_What is expected_: Set down each record below precisely, skipping the pictures.

_Records about charts and figures_:

=-=-=

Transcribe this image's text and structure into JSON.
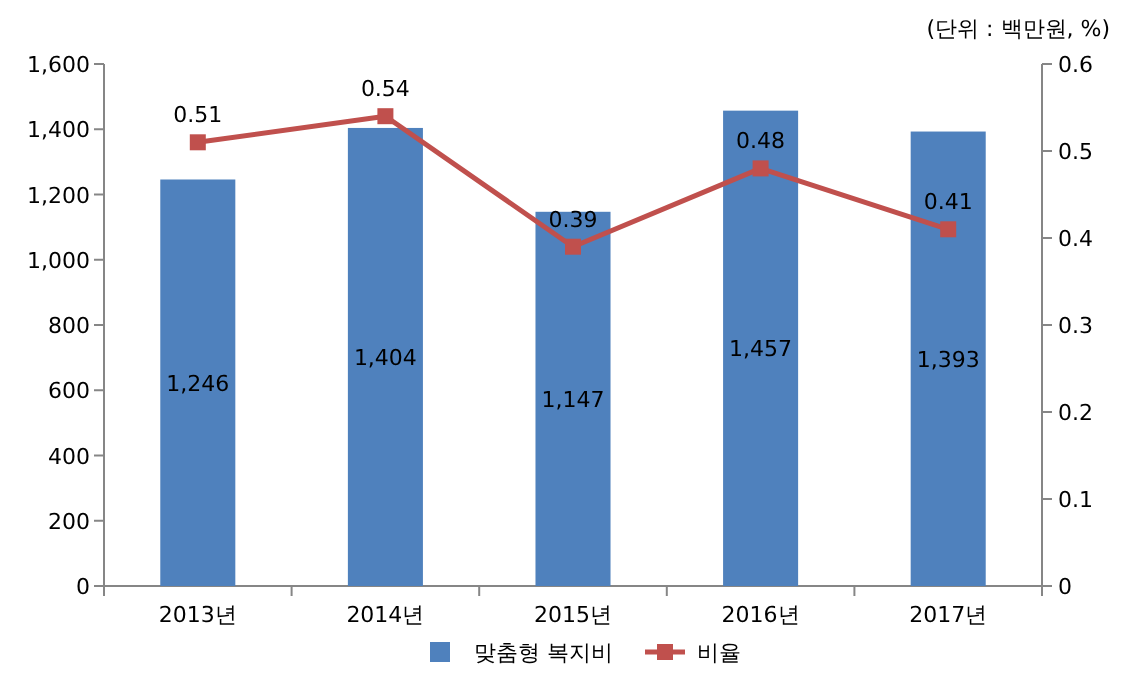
{
  "chart_data": {
    "type": "bar",
    "categories": [
      "2013년",
      "2014년",
      "2015년",
      "2016년",
      "2017년"
    ],
    "series": [
      {
        "name": "맞춤형 복지비",
        "color": "#4f81bd",
        "values": [
          1246,
          1404,
          1147,
          1457,
          1393
        ],
        "value_labels": [
          "1,246",
          "1,404",
          "1,147",
          "1,457",
          "1,393"
        ]
      },
      {
        "name": "비율",
        "type": "line",
        "axis": "y2",
        "color": "#c0504d",
        "marker": "square",
        "values": [
          0.51,
          0.54,
          0.39,
          0.48,
          0.41
        ],
        "value_labels": [
          "0.51",
          "0.54",
          "0.39",
          "0.48",
          "0.41"
        ]
      }
    ],
    "ylim": [
      0,
      1600
    ],
    "yticks": [
      0,
      200,
      400,
      600,
      800,
      {
        "value": 1000,
        "label": "1,000"
      },
      {
        "value": 1200,
        "label": "1,200"
      },
      {
        "value": 1400,
        "label": "1,400"
      },
      {
        "value": 1600,
        "label": "1,600"
      }
    ],
    "y2lim": [
      0,
      0.6
    ],
    "y2ticks": [
      0,
      0.1,
      0.2,
      0.3,
      0.4,
      0.5,
      0.6
    ],
    "annotations": [
      "(단위 : 백만원, %)"
    ],
    "legend": "bottom",
    "grid": false
  }
}
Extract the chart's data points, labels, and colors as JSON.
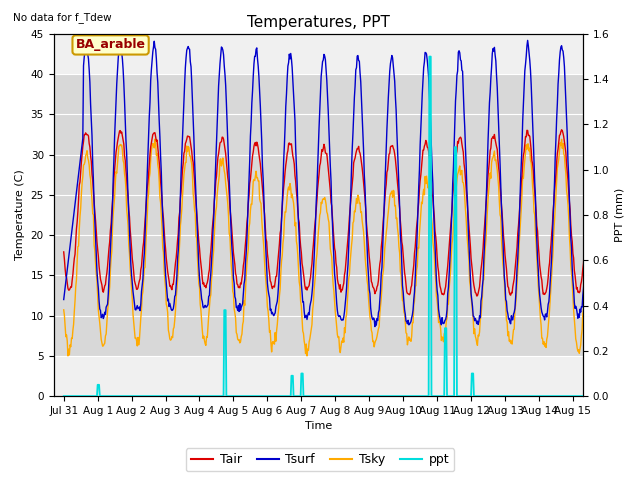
{
  "title": "Temperatures, PPT",
  "subtitle": "No data for f_Tdew",
  "xlabel": "Time",
  "ylabel_left": "Temperature (C)",
  "ylabel_right": "PPT (mm)",
  "legend_labels": [
    "Tair",
    "Tsurf",
    "Tsky",
    "ppt"
  ],
  "legend_colors": [
    "#dd0000",
    "#0000cc",
    "#ffaa00",
    "#00dddd"
  ],
  "annotation_text": "BA_arable",
  "xlim_days": [
    -0.3,
    15.3
  ],
  "ylim_left": [
    0,
    45
  ],
  "ylim_right": [
    0,
    1.6
  ],
  "yticks_left": [
    0,
    5,
    10,
    15,
    20,
    25,
    30,
    35,
    40,
    45
  ],
  "yticks_right": [
    0.0,
    0.2,
    0.4,
    0.6,
    0.8,
    1.0,
    1.2,
    1.4,
    1.6
  ],
  "xtick_labels": [
    "Jul 31",
    "Aug 1",
    "Aug 2",
    "Aug 3",
    "Aug 4",
    "Aug 5",
    "Aug 6",
    "Aug 7",
    "Aug 8",
    "Aug 9",
    "Aug 10",
    "Aug 11",
    "Aug 12",
    "Aug 13",
    "Aug 14",
    "Aug 15"
  ],
  "xtick_positions": [
    0,
    1,
    2,
    3,
    4,
    5,
    6,
    7,
    8,
    9,
    10,
    11,
    12,
    13,
    14,
    15
  ],
  "shade_ymin": 5,
  "shade_ymax": 40,
  "bg_color": "#f0f0f0",
  "shade_color": "#d8d8d8",
  "fig_bg": "#ffffff",
  "grid_color": "#ffffff",
  "title_fontsize": 11,
  "label_fontsize": 8,
  "tick_fontsize": 7.5,
  "ann_fontsize": 9,
  "legend_fontsize": 9
}
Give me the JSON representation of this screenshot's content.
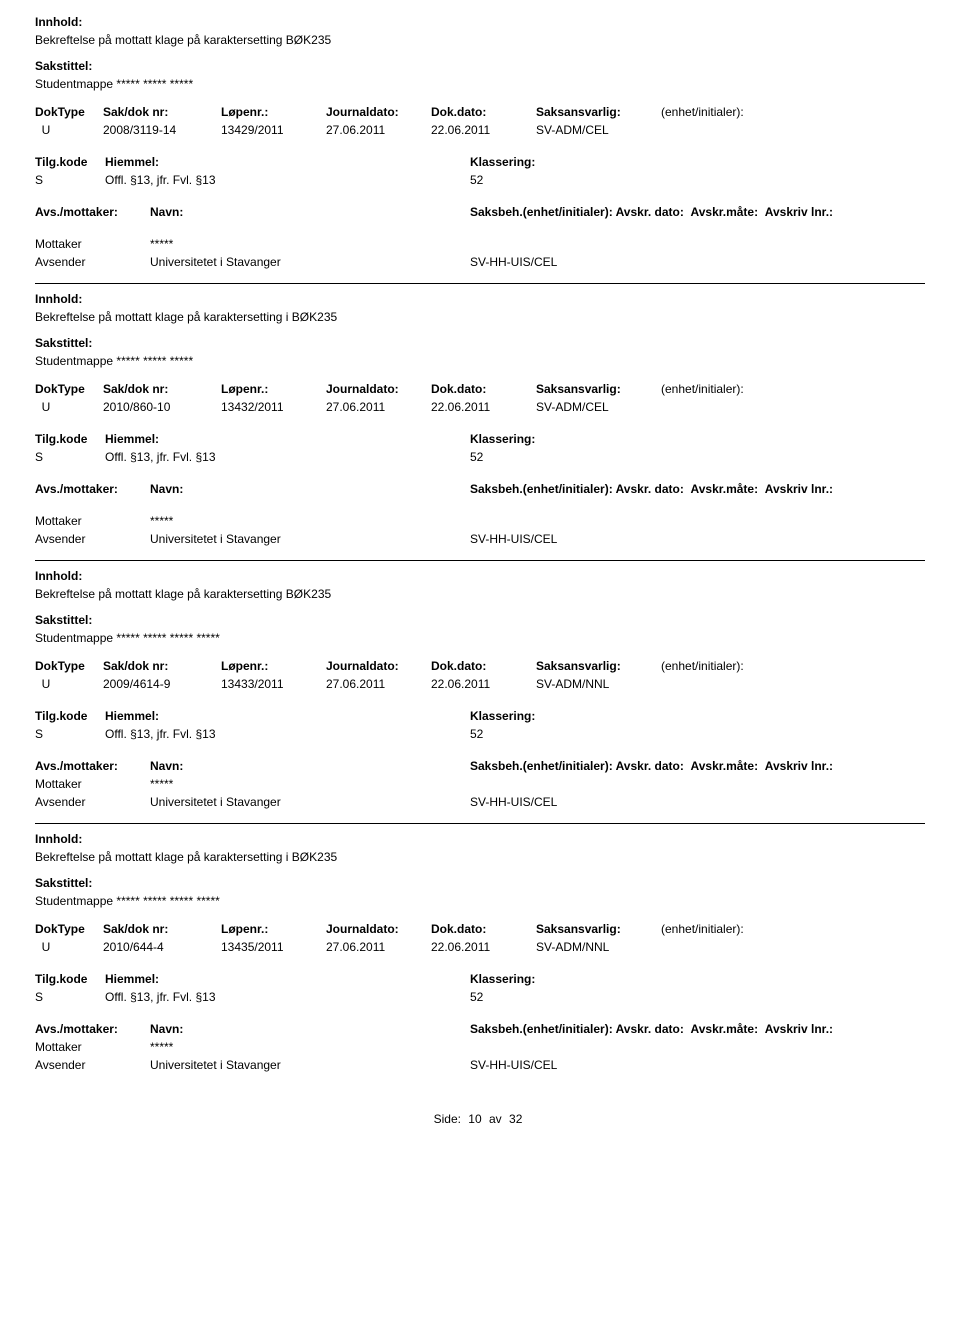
{
  "labels": {
    "innhold": "Innhold:",
    "sakstittel": "Sakstittel:",
    "doktype": "DokType",
    "sakdoknr": "Sak/dok nr:",
    "lopenr": "Løpenr.:",
    "journaldato": "Journaldato:",
    "dokdato": "Dok.dato:",
    "saksansvarlig": "Saksansvarlig:",
    "enhet": "(enhet/initialer):",
    "tilgkode": "Tilg.kode",
    "hjemmel": "Hiemmel:",
    "klassering": "Klassering:",
    "avsmottaker": "Avs./mottaker:",
    "navn": "Navn:",
    "saksbeh": "Saksbeh.(enhet/initialer):",
    "avskrdato": "Avskr. dato:",
    "avskrmate": "Avskr.måte:",
    "avskrivlnr": "Avskriv lnr.:",
    "mottaker": "Mottaker",
    "avsender": "Avsender"
  },
  "records": [
    {
      "innhold": "Bekreftelse på mottatt klage på karaktersetting BØK235",
      "sakstittel": "Studentmappe ***** ***** *****",
      "doktype": "U",
      "sakdoknr": "2008/3119-14",
      "lopenr": "13429/2011",
      "journaldato": "27.06.2011",
      "dokdato": "22.06.2011",
      "saksansvarlig": "SV-ADM/CEL",
      "tilgkode": "S",
      "hjemmel": "Offl. §13, jfr. Fvl. §13",
      "klassering": "52",
      "mottaker_navn": "*****",
      "avsender_navn": "Universitetet i Stavanger",
      "avsender_unit": "SV-HH-UIS/CEL",
      "show_avs_header": false
    },
    {
      "innhold": "Bekreftelse på mottatt klage på karaktersetting i BØK235",
      "sakstittel": "Studentmappe ***** ***** *****",
      "doktype": "U",
      "sakdoknr": "2010/860-10",
      "lopenr": "13432/2011",
      "journaldato": "27.06.2011",
      "dokdato": "22.06.2011",
      "saksansvarlig": "SV-ADM/CEL",
      "tilgkode": "S",
      "hjemmel": "Offl. §13, jfr. Fvl. §13",
      "klassering": "52",
      "mottaker_navn": "*****",
      "avsender_navn": "Universitetet i Stavanger",
      "avsender_unit": "SV-HH-UIS/CEL",
      "show_avs_header": false
    },
    {
      "innhold": "Bekreftelse på mottatt klage på karaktersetting BØK235",
      "sakstittel": "Studentmappe ***** ***** ***** *****",
      "doktype": "U",
      "sakdoknr": "2009/4614-9",
      "lopenr": "13433/2011",
      "journaldato": "27.06.2011",
      "dokdato": "22.06.2011",
      "saksansvarlig": "SV-ADM/NNL",
      "tilgkode": "S",
      "hjemmel": "Offl. §13, jfr. Fvl. §13",
      "klassering": "52",
      "mottaker_navn": "*****",
      "avsender_navn": "Universitetet i Stavanger",
      "avsender_unit": "SV-HH-UIS/CEL",
      "show_avs_header": true
    },
    {
      "innhold": "Bekreftelse på mottatt klage på karaktersetting i BØK235",
      "sakstittel": "Studentmappe ***** ***** ***** *****",
      "doktype": "U",
      "sakdoknr": "2010/644-4",
      "lopenr": "13435/2011",
      "journaldato": "27.06.2011",
      "dokdato": "22.06.2011",
      "saksansvarlig": "SV-ADM/NNL",
      "tilgkode": "S",
      "hjemmel": "Offl. §13, jfr. Fvl. §13",
      "klassering": "52",
      "mottaker_navn": "*****",
      "avsender_navn": "Universitetet i Stavanger",
      "avsender_unit": "SV-HH-UIS/CEL",
      "show_avs_header": true
    }
  ],
  "footer": {
    "side": "Side:",
    "page": "10",
    "av": "av",
    "total": "32"
  }
}
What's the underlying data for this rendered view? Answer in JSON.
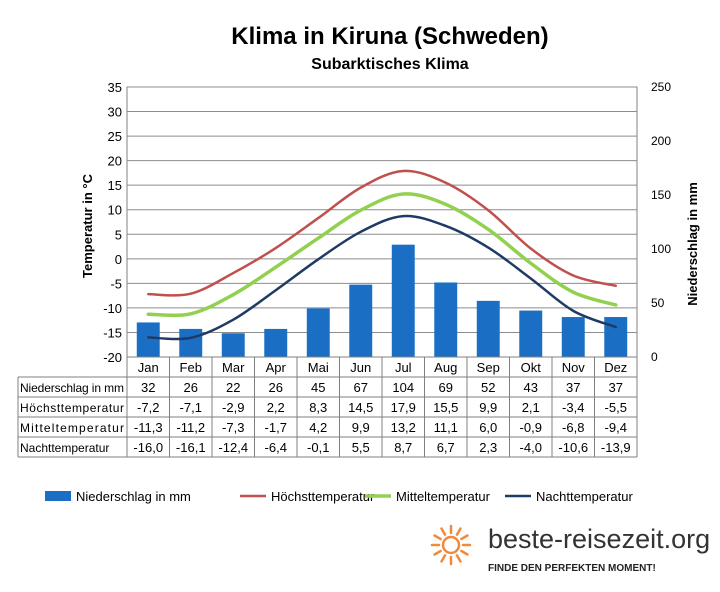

=-=-=

_Reply_:
Transcribe this image's text and structure into JSON.
{
  "chart_data": {
    "type": "bar",
    "categories": [
      "2013년",
      "2014년",
      "2015년",
      "2016년",
      "2017년"
    ],
    "series": [
      {
        "name": "맞춤형 복지비",
        "color": "#4f81bd",
        "values": [
          1246,
          1404,
          1147,
          1457,
          1393
        ],
        "value_labels": [
          "1,246",
          "1,404",
          "1,147",
          "1,457",
          "1,393"
        ]
      },
      {
        "name": "비율",
        "type": "line",
        "axis": "y2",
        "color": "#c0504d",
        "marker": "square",
        "values": [
          0.51,
          0.54,
          0.39,
          0.48,
          0.41
        ],
        "value_labels": [
          "0.51",
          "0.54",
          "0.39",
          "0.48",
          "0.41"
        ]
      }
    ],
    "ylim": [
      0,
      1600
    ],
    "yticks": [
      0,
      200,
      400,
      600,
      800,
      {
        "value": 1000,
        "label": "1,000"
      },
      {
        "value": 1200,
        "label": "1,200"
      },
      {
        "value": 1400,
        "label": "1,400"
      },
      {
        "value": 1600,
        "label": "1,600"
      }
    ],
    "y2lim": [
      0,
      0.6
    ],
    "y2ticks": [
      0,
      0.1,
      0.2,
      0.3,
      0.4,
      0.5,
      0.6
    ],
    "annotations": [
      "(단위 : 백만원, %)"
    ],
    "legend": "bottom",
    "grid": false
  }
}
Extract the chart's data points, labels, and colors as JSON.
{
  "title": "Temperatures, PPT",
  "subtitle": "No data for f_Tdew",
  "xlabel": "Time",
  "ylabel_left": "Temperature (C)",
  "ylabel_right": "PPT (mm)",
  "legend_labels": [
    "Tair",
    "Tsurf",
    "Tsky",
    "ppt"
  ],
  "legend_colors": [
    "#dd0000",
    "#0000cc",
    "#ffaa00",
    "#00dddd"
  ],
  "annotation_text": "BA_arable",
  "xlim_days": [
    -0.3,
    15.3
  ],
  "ylim_left": [
    0,
    45
  ],
  "ylim_right": [
    0,
    1.6
  ],
  "yticks_left": [
    0,
    5,
    10,
    15,
    20,
    25,
    30,
    35,
    40,
    45
  ],
  "yticks_right": [
    0.0,
    0.2,
    0.4,
    0.6,
    0.8,
    1.0,
    1.2,
    1.4,
    1.6
  ],
  "xtick_labels": [
    "Jul 31",
    "Aug 1",
    "Aug 2",
    "Aug 3",
    "Aug 4",
    "Aug 5",
    "Aug 6",
    "Aug 7",
    "Aug 8",
    "Aug 9",
    "Aug 10",
    "Aug 11",
    "Aug 12",
    "Aug 13",
    "Aug 14",
    "Aug 15"
  ],
  "xtick_positions": [
    0,
    1,
    2,
    3,
    4,
    5,
    6,
    7,
    8,
    9,
    10,
    11,
    12,
    13,
    14,
    15
  ],
  "shade_ymin": 5,
  "shade_ymax": 40,
  "bg_color": "#f0f0f0",
  "shade_color": "#d8d8d8",
  "fig_bg": "#ffffff",
  "grid_color": "#ffffff",
  "title_fontsize": 11,
  "label_fontsize": 8,
  "tick_fontsize": 7.5,
  "ann_fontsize": 9,
  "legend_fontsize": 9
}
Give me the JSON representation of this screenshot's content.
{
  "labels": {
    "innhold": "Innhold:",
    "sakstittel": "Sakstittel:",
    "doktype": "DokType",
    "sakdoknr": "Sak/dok nr:",
    "lopenr": "Løpenr.:",
    "journaldato": "Journaldato:",
    "dokdato": "Dok.dato:",
    "saksansvarlig": "Saksansvarlig:",
    "enhet": "(enhet/initialer):",
    "tilgkode": "Tilg.kode",
    "hjemmel": "Hiemmel:",
    "klassering": "Klassering:",
    "avsmottaker": "Avs./mottaker:",
    "navn": "Navn:",
    "saksbeh": "Saksbeh.(enhet/initialer):",
    "avskrdato": "Avskr. dato:",
    "avskrmate": "Avskr.måte:",
    "avskrivlnr": "Avskriv lnr.:",
    "mottaker": "Mottaker",
    "avsender": "Avsender"
  },
  "records": [
    {
      "innhold": "Bekreftelse på mottatt klage på karaktersetting BØK235",
      "sakstittel": "Studentmappe ***** ***** *****",
      "doktype": "U",
      "sakdoknr": "2008/3119-14",
      "lopenr": "13429/2011",
      "journaldato": "27.06.2011",
      "dokdato": "22.06.2011",
      "saksansvarlig": "SV-ADM/CEL",
      "tilgkode": "S",
      "hjemmel": "Offl. §13, jfr. Fvl. §13",
      "klassering": "52",
      "mottaker_navn": "*****",
      "avsender_navn": "Universitetet i Stavanger",
      "avsender_unit": "SV-HH-UIS/CEL",
      "show_avs_header": false
    },
    {
      "innhold": "Bekreftelse på mottatt klage på karaktersetting i BØK235",
      "sakstittel": "Studentmappe ***** ***** *****",
      "doktype": "U",
      "sakdoknr": "2010/860-10",
      "lopenr": "13432/2011",
      "journaldato": "27.06.2011",
      "dokdato": "22.06.2011",
      "saksansvarlig": "SV-ADM/CEL",
      "tilgkode": "S",
      "hjemmel": "Offl. §13, jfr. Fvl. §13",
      "klassering": "52",
      "mottaker_navn": "*****",
      "avsender_navn": "Universitetet i Stavanger",
      "avsender_unit": "SV-HH-UIS/CEL",
      "show_avs_header": false
    },
    {
      "innhold": "Bekreftelse på mottatt klage på karaktersetting BØK235",
      "sakstittel": "Studentmappe ***** ***** ***** *****",
      "doktype": "U",
      "sakdoknr": "2009/4614-9",
      "lopenr": "13433/2011",
      "journaldato": "27.06.2011",
      "dokdato": "22.06.2011",
      "saksansvarlig": "SV-ADM/NNL",
      "tilgkode": "S",
      "hjemmel": "Offl. §13, jfr. Fvl. §13",
      "klassering": "52",
      "mottaker_navn": "*****",
      "avsender_navn": "Universitetet i Stavanger",
      "avsender_unit": "SV-HH-UIS/CEL",
      "show_avs_header": true
    },
    {
      "innhold": "Bekreftelse på mottatt klage på karaktersetting i BØK235",
      "sakstittel": "Studentmappe ***** ***** ***** *****",
      "doktype": "U",
      "sakdoknr": "2010/644-4",
      "lopenr": "13435/2011",
      "journaldato": "27.06.2011",
      "dokdato": "22.06.2011",
      "saksansvarlig": "SV-ADM/NNL",
      "tilgkode": "S",
      "hjemmel": "Offl. §13, jfr. Fvl. §13",
      "klassering": "52",
      "mottaker_navn": "*****",
      "avsender_navn": "Universitetet i Stavanger",
      "avsender_unit": "SV-HH-UIS/CEL",
      "show_avs_header": true
    }
  ],
  "footer": {
    "side": "Side:",
    "page": "10",
    "av": "av",
    "total": "32"
  }
}
What's the underlying data for this rendered view? Answer in JSON.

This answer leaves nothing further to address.